## [Instructions for the task]
Of the lines below, how many hold the string "this"? Give only the number.

## [Entries provided]
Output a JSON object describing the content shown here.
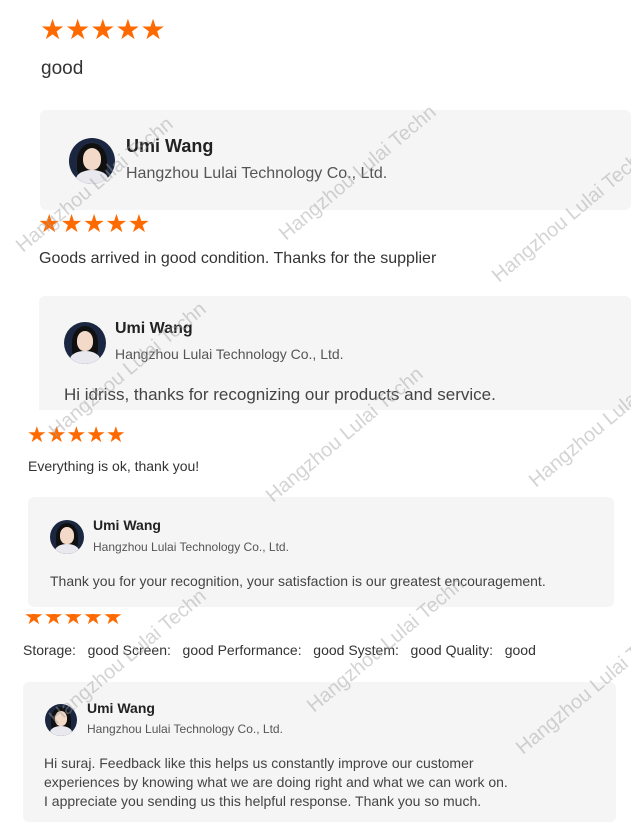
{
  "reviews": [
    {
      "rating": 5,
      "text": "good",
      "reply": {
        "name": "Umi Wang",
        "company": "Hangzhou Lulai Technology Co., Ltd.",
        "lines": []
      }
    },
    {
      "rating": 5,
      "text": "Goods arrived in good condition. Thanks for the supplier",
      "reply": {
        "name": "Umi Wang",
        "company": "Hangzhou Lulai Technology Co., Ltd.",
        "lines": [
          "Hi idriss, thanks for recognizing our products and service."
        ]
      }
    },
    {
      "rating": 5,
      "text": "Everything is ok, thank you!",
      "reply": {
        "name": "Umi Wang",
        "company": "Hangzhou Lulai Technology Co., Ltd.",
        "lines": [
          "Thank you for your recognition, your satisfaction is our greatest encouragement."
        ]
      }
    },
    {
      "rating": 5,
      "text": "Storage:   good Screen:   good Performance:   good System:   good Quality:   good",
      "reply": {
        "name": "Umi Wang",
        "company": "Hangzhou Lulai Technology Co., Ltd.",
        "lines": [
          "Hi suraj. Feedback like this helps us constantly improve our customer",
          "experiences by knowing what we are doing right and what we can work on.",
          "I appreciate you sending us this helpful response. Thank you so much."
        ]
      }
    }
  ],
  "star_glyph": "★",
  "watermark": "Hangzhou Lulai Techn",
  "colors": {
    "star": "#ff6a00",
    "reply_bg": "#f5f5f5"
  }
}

## [Solution below]
2